> [TASK TO CARRY OUT] Return all the data below as it stands, minus the pictures.

> [PROVIDED DATA]
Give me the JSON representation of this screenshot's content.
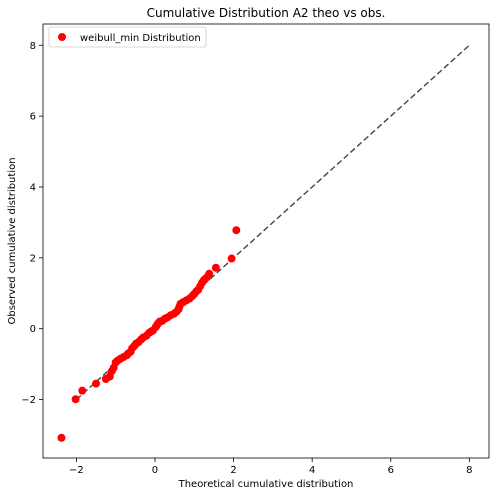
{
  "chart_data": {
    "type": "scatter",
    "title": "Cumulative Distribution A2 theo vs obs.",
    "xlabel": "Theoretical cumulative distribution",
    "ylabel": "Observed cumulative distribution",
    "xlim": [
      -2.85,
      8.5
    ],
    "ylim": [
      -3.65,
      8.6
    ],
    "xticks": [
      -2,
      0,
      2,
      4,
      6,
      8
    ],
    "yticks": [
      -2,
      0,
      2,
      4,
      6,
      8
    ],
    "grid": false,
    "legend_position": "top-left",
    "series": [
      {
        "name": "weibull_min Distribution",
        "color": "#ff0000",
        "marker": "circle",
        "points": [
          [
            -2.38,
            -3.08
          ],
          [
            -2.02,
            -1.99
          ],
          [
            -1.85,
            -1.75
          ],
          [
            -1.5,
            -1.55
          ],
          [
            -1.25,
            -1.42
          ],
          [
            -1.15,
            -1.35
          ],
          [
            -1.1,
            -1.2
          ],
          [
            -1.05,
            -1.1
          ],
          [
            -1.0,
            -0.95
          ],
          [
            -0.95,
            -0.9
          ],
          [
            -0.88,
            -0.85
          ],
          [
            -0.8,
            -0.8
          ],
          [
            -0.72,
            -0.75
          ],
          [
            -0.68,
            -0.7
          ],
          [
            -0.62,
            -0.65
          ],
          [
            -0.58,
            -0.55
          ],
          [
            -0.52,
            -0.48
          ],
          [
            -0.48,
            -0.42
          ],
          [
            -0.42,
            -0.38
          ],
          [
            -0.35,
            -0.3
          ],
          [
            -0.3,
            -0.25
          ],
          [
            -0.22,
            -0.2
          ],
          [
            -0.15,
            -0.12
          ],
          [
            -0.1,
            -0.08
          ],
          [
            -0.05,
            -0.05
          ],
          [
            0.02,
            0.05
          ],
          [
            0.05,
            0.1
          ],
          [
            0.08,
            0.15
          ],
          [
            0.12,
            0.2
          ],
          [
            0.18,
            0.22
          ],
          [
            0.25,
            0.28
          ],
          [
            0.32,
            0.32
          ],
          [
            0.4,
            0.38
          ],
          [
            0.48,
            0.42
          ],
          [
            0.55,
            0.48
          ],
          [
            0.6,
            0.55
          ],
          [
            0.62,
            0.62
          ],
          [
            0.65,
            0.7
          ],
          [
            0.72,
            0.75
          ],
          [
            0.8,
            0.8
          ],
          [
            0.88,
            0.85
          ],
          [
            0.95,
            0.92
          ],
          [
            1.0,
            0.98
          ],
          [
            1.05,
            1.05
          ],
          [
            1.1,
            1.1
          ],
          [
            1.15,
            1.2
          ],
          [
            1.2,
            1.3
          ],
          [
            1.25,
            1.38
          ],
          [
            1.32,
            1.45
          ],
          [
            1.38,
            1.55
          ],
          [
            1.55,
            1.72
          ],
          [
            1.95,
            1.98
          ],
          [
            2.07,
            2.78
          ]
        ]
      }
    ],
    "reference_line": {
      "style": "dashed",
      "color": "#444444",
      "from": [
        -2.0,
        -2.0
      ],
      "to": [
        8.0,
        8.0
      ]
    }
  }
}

> [THE RESULT]
Give me the JSON representation of this screenshot's content.
{
  "chart_data": {
    "type": "scatter",
    "title": "Cumulative Distribution A2 theo vs obs.",
    "xlabel": "Theoretical cumulative distribution",
    "ylabel": "Observed cumulative distribution",
    "xlim": [
      -2.85,
      8.5
    ],
    "ylim": [
      -3.65,
      8.6
    ],
    "xticks": [
      -2,
      0,
      2,
      4,
      6,
      8
    ],
    "yticks": [
      -2,
      0,
      2,
      4,
      6,
      8
    ],
    "grid": false,
    "legend_position": "top-left",
    "series": [
      {
        "name": "weibull_min Distribution",
        "color": "#ff0000",
        "marker": "circle",
        "points": [
          [
            -2.38,
            -3.08
          ],
          [
            -2.02,
            -1.99
          ],
          [
            -1.85,
            -1.75
          ],
          [
            -1.5,
            -1.55
          ],
          [
            -1.25,
            -1.42
          ],
          [
            -1.15,
            -1.35
          ],
          [
            -1.1,
            -1.2
          ],
          [
            -1.05,
            -1.1
          ],
          [
            -1.0,
            -0.95
          ],
          [
            -0.95,
            -0.9
          ],
          [
            -0.88,
            -0.85
          ],
          [
            -0.8,
            -0.8
          ],
          [
            -0.72,
            -0.75
          ],
          [
            -0.68,
            -0.7
          ],
          [
            -0.62,
            -0.65
          ],
          [
            -0.58,
            -0.55
          ],
          [
            -0.52,
            -0.48
          ],
          [
            -0.48,
            -0.42
          ],
          [
            -0.42,
            -0.38
          ],
          [
            -0.35,
            -0.3
          ],
          [
            -0.3,
            -0.25
          ],
          [
            -0.22,
            -0.2
          ],
          [
            -0.15,
            -0.12
          ],
          [
            -0.1,
            -0.08
          ],
          [
            -0.05,
            -0.05
          ],
          [
            0.02,
            0.05
          ],
          [
            0.05,
            0.1
          ],
          [
            0.08,
            0.15
          ],
          [
            0.12,
            0.2
          ],
          [
            0.18,
            0.22
          ],
          [
            0.25,
            0.28
          ],
          [
            0.32,
            0.32
          ],
          [
            0.4,
            0.38
          ],
          [
            0.48,
            0.42
          ],
          [
            0.55,
            0.48
          ],
          [
            0.6,
            0.55
          ],
          [
            0.62,
            0.62
          ],
          [
            0.65,
            0.7
          ],
          [
            0.72,
            0.75
          ],
          [
            0.8,
            0.8
          ],
          [
            0.88,
            0.85
          ],
          [
            0.95,
            0.92
          ],
          [
            1.0,
            0.98
          ],
          [
            1.05,
            1.05
          ],
          [
            1.1,
            1.1
          ],
          [
            1.15,
            1.2
          ],
          [
            1.2,
            1.3
          ],
          [
            1.25,
            1.38
          ],
          [
            1.32,
            1.45
          ],
          [
            1.38,
            1.55
          ],
          [
            1.55,
            1.72
          ],
          [
            1.95,
            1.98
          ],
          [
            2.07,
            2.78
          ]
        ]
      }
    ],
    "reference_line": {
      "style": "dashed",
      "color": "#444444",
      "from": [
        -2.0,
        -2.0
      ],
      "to": [
        8.0,
        8.0
      ]
    }
  }
}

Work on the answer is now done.